Output the data exactly, with every line intact.
>> START
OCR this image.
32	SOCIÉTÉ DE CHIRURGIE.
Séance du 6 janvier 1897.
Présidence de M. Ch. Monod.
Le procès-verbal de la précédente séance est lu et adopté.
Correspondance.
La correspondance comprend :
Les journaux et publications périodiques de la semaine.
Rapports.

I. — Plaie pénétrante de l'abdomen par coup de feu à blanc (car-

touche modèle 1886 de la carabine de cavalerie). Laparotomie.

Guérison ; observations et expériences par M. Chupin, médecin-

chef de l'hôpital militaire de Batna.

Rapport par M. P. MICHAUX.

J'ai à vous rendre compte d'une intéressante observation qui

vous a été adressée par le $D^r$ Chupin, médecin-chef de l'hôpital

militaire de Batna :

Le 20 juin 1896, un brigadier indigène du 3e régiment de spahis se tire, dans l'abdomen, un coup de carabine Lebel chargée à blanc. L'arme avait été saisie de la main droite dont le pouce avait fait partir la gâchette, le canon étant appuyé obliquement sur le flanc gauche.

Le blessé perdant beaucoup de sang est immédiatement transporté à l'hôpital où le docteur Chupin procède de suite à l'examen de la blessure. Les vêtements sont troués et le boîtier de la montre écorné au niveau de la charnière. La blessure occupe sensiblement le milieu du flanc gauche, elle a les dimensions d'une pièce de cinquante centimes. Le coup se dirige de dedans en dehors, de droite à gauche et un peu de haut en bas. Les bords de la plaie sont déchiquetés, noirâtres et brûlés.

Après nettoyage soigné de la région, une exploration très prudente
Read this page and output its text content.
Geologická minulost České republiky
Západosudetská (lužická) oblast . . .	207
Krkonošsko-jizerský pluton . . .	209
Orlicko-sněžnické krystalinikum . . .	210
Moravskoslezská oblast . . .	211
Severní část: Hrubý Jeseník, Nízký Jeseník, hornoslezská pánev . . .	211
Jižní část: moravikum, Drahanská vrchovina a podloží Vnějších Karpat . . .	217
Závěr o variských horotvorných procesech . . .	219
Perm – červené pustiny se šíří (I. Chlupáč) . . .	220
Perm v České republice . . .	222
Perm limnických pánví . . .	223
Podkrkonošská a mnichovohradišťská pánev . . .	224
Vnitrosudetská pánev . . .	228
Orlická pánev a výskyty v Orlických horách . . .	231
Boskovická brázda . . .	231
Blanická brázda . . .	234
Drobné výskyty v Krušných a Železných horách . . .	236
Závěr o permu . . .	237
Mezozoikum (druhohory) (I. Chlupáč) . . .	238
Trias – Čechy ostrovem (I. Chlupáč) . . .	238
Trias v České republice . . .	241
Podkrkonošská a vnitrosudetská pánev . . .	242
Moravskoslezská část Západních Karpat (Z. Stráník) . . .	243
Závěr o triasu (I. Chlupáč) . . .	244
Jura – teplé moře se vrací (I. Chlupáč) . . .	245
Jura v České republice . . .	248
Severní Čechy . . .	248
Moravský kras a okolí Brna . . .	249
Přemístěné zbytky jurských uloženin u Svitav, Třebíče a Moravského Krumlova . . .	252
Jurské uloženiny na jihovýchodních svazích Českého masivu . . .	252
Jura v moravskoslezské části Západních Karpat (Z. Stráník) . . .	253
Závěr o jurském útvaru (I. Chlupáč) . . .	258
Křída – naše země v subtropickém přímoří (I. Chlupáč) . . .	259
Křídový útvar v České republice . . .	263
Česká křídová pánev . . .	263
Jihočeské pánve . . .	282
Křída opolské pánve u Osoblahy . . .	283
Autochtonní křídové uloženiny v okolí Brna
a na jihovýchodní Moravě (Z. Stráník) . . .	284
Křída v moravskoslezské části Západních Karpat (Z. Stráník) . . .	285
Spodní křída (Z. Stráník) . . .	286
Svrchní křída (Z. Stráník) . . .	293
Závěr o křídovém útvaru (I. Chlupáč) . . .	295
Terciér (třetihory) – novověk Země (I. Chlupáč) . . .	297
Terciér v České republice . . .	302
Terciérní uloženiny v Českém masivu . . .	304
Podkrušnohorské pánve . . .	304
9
>> END
▶ **Answer to this problem**:
OCR this image.
32	SOCIÉTÉ DE CHIRURGIE.
Séance du 6 janvier 1897.
Présidence de M. Ch. Monod.
Le procès-verbal de la précédente séance est lu et adopté.
Correspondance.
La correspondance comprend :
Les journaux et publications périodiques de la semaine.
Rapports.

I. — Plaie pénétrante de l'abdomen par coup de feu à blanc (car-

touche modèle 1886 de la carabine de cavalerie). Laparotomie.

Guérison ; observations et expériences par M. Chupin, médecin-

chef de l'hôpital militaire de Batna.

Rapport par M. P. MICHAUX.

J'ai à vous rendre compte d'une intéressante observation qui

vous a été adressée par le $D^r$ Chupin, médecin-chef de l'hôpital

militaire de Batna :

Le 20 juin 1896, un brigadier indigène du 3e régiment de spahis se tire, dans l'abdomen, un coup de carabine Lebel chargée à blanc. L'arme avait été saisie de la main droite dont le pouce avait fait partir la gâchette, le canon étant appuyé obliquement sur le flanc gauche.

Le blessé perdant beaucoup de sang est immédiatement transporté à l'hôpital où le docteur Chupin procède de suite à l'examen de la blessure. Les vêtements sont troués et le boîtier de la montre écorné au niveau de la charnière. La blessure occupe sensiblement le milieu du flanc gauche, elle a les dimensions d'une pièce de cinquante centimes. Le coup se dirige de dedans en dehors, de droite à gauche et un peu de haut en bas. Les bords de la plaie sont déchiquetés, noirâtres et brûlés.

Après nettoyage soigné de la région, une exploration très prudente
Read this page and output its text content.
Geologická minulost České republiky
Západosudetská (lužická) oblast . . .	207
Krkonošsko-jizerský pluton . . .	209
Orlicko-sněžnické krystalinikum . . .	210
Moravskoslezská oblast . . .	211
Severní část: Hrubý Jeseník, Nízký Jeseník, hornoslezská pánev . . .	211
Jižní část: moravikum, Drahanská vrchovina a podloží Vnějších Karpat . . .	217
Závěr o variských horotvorných procesech . . .	219
Perm – červené pustiny se šíří (I. Chlupáč) . . .	220
Perm v České republice . . .	222
Perm limnických pánví . . .	223
Podkrkonošská a mnichovohradišťská pánev . . .	224
Vnitrosudetská pánev . . .	228
Orlická pánev a výskyty v Orlických horách . . .	231
Boskovická brázda . . .	231
Blanická brázda . . .	234
Drobné výskyty v Krušných a Železných horách . . .	236
Závěr o permu . . .	237
Mezozoikum (druhohory) (I. Chlupáč) . . .	238
Trias – Čechy ostrovem (I. Chlupáč) . . .	238
Trias v České republice . . .	241
Podkrkonošská a vnitrosudetská pánev . . .	242
Moravskoslezská část Západních Karpat (Z. Stráník) . . .	243
Závěr o triasu (I. Chlupáč) . . .	244
Jura – teplé moře se vrací (I. Chlupáč) . . .	245
Jura v České republice . . .	248
Severní Čechy . . .	248
Moravský kras a okolí Brna . . .	249
Přemístěné zbytky jurských uloženin u Svitav, Třebíče a Moravského Krumlova . . .	252
Jurské uloženiny na jihovýchodních svazích Českého masivu . . .	252
Jura v moravskoslezské části Západních Karpat (Z. Stráník) . . .	253
Závěr o jurském útvaru (I. Chlupáč) . . .	258
Křída – naše země v subtropickém přímoří (I. Chlupáč) . . .	259
Křídový útvar v České republice . . .	263
Česká křídová pánev . . .	263
Jihočeské pánve . . .	282
Křída opolské pánve u Osoblahy . . .	283
Autochtonní křídové uloženiny v okolí Brna
a na jihovýchodní Moravě (Z. Stráník) . . .	284
Křída v moravskoslezské části Západních Karpat (Z. Stráník) . . .	285
Spodní křída (Z. Stráník) . . .	286
Svrchní křída (Z. Stráník) . . .	293
Závěr o křídovém útvaru (I. Chlupáč) . . .	295
Terciér (třetihory) – novověk Země (I. Chlupáč) . . .	297
Terciér v České republice . . .	302
Terciérní uloženiny v Českém masivu . . .	304
Podkrušnohorské pánve . . .	304
9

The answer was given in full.